### Task brief
Please copy out every one of the rows below word for word, changing nothing.

### The records
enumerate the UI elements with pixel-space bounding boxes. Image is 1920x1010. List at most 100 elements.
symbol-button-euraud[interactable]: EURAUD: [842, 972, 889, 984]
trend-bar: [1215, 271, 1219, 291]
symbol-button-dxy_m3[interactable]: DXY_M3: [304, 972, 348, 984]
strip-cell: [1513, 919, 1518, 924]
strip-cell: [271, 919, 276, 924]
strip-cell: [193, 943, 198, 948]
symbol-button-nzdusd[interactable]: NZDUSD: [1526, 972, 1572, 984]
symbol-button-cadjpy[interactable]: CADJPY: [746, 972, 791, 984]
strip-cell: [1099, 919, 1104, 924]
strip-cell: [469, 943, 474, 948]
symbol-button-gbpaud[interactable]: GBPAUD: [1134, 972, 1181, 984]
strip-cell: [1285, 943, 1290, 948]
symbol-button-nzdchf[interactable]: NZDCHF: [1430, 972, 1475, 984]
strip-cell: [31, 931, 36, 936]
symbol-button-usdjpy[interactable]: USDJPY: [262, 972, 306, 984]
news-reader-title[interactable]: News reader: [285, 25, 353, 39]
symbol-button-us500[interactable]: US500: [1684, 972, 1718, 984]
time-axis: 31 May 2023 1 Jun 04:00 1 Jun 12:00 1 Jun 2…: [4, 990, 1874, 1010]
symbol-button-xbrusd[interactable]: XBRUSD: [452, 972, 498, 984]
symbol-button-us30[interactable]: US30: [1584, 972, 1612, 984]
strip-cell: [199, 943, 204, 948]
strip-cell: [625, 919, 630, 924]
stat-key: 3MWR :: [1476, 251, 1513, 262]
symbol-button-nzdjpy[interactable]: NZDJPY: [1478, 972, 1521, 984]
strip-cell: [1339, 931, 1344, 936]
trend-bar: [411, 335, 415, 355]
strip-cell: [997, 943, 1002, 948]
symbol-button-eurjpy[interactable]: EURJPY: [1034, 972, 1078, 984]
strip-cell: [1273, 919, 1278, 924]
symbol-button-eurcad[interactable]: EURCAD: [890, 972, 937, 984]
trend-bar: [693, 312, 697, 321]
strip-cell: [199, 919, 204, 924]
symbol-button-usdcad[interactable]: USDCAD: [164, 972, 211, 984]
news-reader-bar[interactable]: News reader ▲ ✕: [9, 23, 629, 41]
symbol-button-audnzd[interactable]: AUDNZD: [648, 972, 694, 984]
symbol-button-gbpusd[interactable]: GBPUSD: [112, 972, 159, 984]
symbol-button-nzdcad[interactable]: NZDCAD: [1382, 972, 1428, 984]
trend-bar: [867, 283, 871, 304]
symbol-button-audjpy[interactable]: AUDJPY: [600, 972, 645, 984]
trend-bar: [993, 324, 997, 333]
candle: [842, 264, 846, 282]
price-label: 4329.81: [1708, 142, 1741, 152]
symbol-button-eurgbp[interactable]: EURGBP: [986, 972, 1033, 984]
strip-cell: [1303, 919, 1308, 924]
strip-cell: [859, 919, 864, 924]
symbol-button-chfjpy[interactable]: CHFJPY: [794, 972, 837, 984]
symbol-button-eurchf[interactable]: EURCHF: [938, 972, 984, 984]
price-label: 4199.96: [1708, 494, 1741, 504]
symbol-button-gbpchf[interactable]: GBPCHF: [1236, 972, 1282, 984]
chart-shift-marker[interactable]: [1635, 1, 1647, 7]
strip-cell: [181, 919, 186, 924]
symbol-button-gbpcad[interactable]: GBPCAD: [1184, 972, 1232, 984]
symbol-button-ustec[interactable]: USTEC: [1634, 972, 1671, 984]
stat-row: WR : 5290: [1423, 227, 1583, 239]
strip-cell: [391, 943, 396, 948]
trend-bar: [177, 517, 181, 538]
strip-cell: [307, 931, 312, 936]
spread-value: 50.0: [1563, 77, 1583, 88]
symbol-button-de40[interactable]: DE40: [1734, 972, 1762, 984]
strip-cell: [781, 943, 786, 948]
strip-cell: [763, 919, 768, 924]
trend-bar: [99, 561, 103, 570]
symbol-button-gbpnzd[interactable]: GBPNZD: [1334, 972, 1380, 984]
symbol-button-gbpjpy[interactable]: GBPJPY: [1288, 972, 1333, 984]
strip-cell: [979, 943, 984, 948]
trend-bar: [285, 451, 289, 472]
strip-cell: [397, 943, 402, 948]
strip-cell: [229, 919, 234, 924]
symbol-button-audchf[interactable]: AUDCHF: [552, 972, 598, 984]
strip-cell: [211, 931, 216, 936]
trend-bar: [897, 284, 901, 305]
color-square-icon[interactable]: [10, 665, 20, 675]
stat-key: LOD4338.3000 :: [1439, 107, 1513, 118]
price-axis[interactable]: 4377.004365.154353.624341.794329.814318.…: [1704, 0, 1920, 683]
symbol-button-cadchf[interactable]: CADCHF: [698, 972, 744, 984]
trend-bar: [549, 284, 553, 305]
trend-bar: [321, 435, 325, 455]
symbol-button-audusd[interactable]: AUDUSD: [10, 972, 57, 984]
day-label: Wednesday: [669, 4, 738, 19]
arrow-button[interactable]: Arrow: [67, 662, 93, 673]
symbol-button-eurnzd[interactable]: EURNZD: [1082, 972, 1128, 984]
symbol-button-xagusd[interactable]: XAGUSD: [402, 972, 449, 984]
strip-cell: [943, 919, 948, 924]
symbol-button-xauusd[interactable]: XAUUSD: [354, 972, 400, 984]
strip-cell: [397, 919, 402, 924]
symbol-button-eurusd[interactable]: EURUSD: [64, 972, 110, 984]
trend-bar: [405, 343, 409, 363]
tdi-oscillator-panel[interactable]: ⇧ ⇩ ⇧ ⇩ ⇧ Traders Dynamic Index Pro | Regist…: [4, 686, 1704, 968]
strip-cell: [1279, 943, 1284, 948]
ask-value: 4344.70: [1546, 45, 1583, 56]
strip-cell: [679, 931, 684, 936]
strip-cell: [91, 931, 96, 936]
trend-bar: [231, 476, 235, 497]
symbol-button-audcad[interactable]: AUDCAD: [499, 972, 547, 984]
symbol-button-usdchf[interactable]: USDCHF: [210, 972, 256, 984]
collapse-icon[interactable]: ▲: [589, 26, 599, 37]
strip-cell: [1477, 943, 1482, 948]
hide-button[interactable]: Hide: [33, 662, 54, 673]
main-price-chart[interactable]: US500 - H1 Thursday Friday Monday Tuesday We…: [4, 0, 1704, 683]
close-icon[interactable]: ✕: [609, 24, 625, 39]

### Expected answer
enumerate the UI elements with pixel-space bounding boxes. Image is 1920x1010. List at most 100 elements.
symbol-button-euraud[interactable]: EURAUD: [842, 972, 889, 984]
trend-bar: [1215, 271, 1219, 291]
symbol-button-dxy_m3[interactable]: DXY_M3: [304, 972, 348, 984]
strip-cell: [1513, 919, 1518, 924]
strip-cell: [271, 919, 276, 924]
strip-cell: [193, 943, 198, 948]
symbol-button-nzdusd[interactable]: NZDUSD: [1526, 972, 1572, 984]
symbol-button-cadjpy[interactable]: CADJPY: [746, 972, 791, 984]
strip-cell: [1099, 919, 1104, 924]
strip-cell: [469, 943, 474, 948]
symbol-button-gbpaud[interactable]: GBPAUD: [1134, 972, 1181, 984]
strip-cell: [1285, 943, 1290, 948]
symbol-button-nzdchf[interactable]: NZDCHF: [1430, 972, 1475, 984]
strip-cell: [31, 931, 36, 936]
symbol-button-usdjpy[interactable]: USDJPY: [262, 972, 306, 984]
news-reader-title[interactable]: News reader: [285, 25, 353, 39]
symbol-button-us500[interactable]: US500: [1684, 972, 1718, 984]
time-axis: 31 May 2023 1 Jun 04:00 1 Jun 12:00 1 Jun 2…: [4, 990, 1874, 1010]
symbol-button-xbrusd[interactable]: XBRUSD: [452, 972, 498, 984]
symbol-button-us30[interactable]: US30: [1584, 972, 1612, 984]
strip-cell: [199, 943, 204, 948]
strip-cell: [625, 919, 630, 924]
stat-key: 3MWR :: [1476, 251, 1513, 262]
symbol-button-nzdjpy[interactable]: NZDJPY: [1478, 972, 1521, 984]
strip-cell: [1339, 931, 1344, 936]
trend-bar: [411, 335, 415, 355]
strip-cell: [997, 943, 1002, 948]
symbol-button-eurjpy[interactable]: EURJPY: [1034, 972, 1078, 984]
strip-cell: [1273, 919, 1278, 924]
symbol-button-eurcad[interactable]: EURCAD: [890, 972, 937, 984]
trend-bar: [693, 312, 697, 321]
strip-cell: [199, 919, 204, 924]
symbol-button-usdcad[interactable]: USDCAD: [164, 972, 211, 984]
news-reader-bar[interactable]: News reader ▲ ✕: [9, 23, 629, 41]
symbol-button-audnzd[interactable]: AUDNZD: [648, 972, 694, 984]
symbol-button-gbpusd[interactable]: GBPUSD: [112, 972, 159, 984]
symbol-button-nzdcad[interactable]: NZDCAD: [1382, 972, 1428, 984]
trend-bar: [867, 283, 871, 304]
symbol-button-audjpy[interactable]: AUDJPY: [600, 972, 645, 984]
trend-bar: [993, 324, 997, 333]
candle: [842, 264, 846, 282]
price-label: 4329.81: [1708, 142, 1741, 152]
symbol-button-eurgbp[interactable]: EURGBP: [986, 972, 1033, 984]
strip-cell: [1303, 919, 1308, 924]
strip-cell: [859, 919, 864, 924]
symbol-button-chfjpy[interactable]: CHFJPY: [794, 972, 837, 984]
symbol-button-eurchf[interactable]: EURCHF: [938, 972, 984, 984]
price-label: 4199.96: [1708, 494, 1741, 504]
symbol-button-gbpchf[interactable]: GBPCHF: [1236, 972, 1282, 984]
chart-shift-marker[interactable]: [1635, 1, 1647, 7]
strip-cell: [181, 919, 186, 924]
symbol-button-gbpcad[interactable]: GBPCAD: [1184, 972, 1232, 984]
symbol-button-ustec[interactable]: USTEC: [1634, 972, 1671, 984]
stat-row: WR : 5290: [1423, 227, 1583, 239]
strip-cell: [391, 943, 396, 948]
trend-bar: [177, 517, 181, 538]
strip-cell: [307, 931, 312, 936]
spread-value: 50.0: [1563, 77, 1583, 88]
symbol-button-de40[interactable]: DE40: [1734, 972, 1762, 984]
strip-cell: [781, 943, 786, 948]
strip-cell: [763, 919, 768, 924]
trend-bar: [99, 561, 103, 570]
symbol-button-gbpnzd[interactable]: GBPNZD: [1334, 972, 1380, 984]
symbol-button-gbpjpy[interactable]: GBPJPY: [1288, 972, 1333, 984]
strip-cell: [979, 943, 984, 948]
trend-bar: [285, 451, 289, 472]
strip-cell: [397, 943, 402, 948]
strip-cell: [229, 919, 234, 924]
symbol-button-audchf[interactable]: AUDCHF: [552, 972, 598, 984]
strip-cell: [211, 931, 216, 936]
trend-bar: [897, 284, 901, 305]
color-square-icon[interactable]: [10, 665, 20, 675]
stat-key: LOD4338.3000 :: [1439, 107, 1513, 118]
price-axis[interactable]: 4377.004365.154353.624341.794329.814318.…: [1704, 0, 1920, 683]
symbol-button-cadchf[interactable]: CADCHF: [698, 972, 744, 984]
trend-bar: [549, 284, 553, 305]
trend-bar: [321, 435, 325, 455]
symbol-button-audusd[interactable]: AUDUSD: [10, 972, 57, 984]
day-label: Wednesday: [669, 4, 738, 19]
arrow-button[interactable]: Arrow: [67, 662, 93, 673]
symbol-button-eurnzd[interactable]: EURNZD: [1082, 972, 1128, 984]
symbol-button-xagusd[interactable]: XAGUSD: [402, 972, 449, 984]
strip-cell: [943, 919, 948, 924]
symbol-button-xauusd[interactable]: XAUUSD: [354, 972, 400, 984]
strip-cell: [397, 919, 402, 924]
symbol-button-eurusd[interactable]: EURUSD: [64, 972, 110, 984]
trend-bar: [405, 343, 409, 363]
tdi-oscillator-panel[interactable]: ⇧ ⇩ ⇧ ⇩ ⇧ Traders Dynamic Index Pro | Regist…: [4, 686, 1704, 968]
strip-cell: [1279, 943, 1284, 948]
ask-value: 4344.70: [1546, 45, 1583, 56]
strip-cell: [679, 931, 684, 936]
strip-cell: [91, 931, 96, 936]
trend-bar: [231, 476, 235, 497]
symbol-button-audcad[interactable]: AUDCAD: [499, 972, 547, 984]
symbol-button-usdchf[interactable]: USDCHF: [210, 972, 256, 984]
collapse-icon[interactable]: ▲: [589, 26, 599, 37]
strip-cell: [1477, 943, 1482, 948]
hide-button[interactable]: Hide: [33, 662, 54, 673]
main-price-chart[interactable]: US500 - H1 Thursday Friday Monday Tuesday We…: [4, 0, 1704, 683]
close-icon[interactable]: ✕: [609, 24, 625, 39]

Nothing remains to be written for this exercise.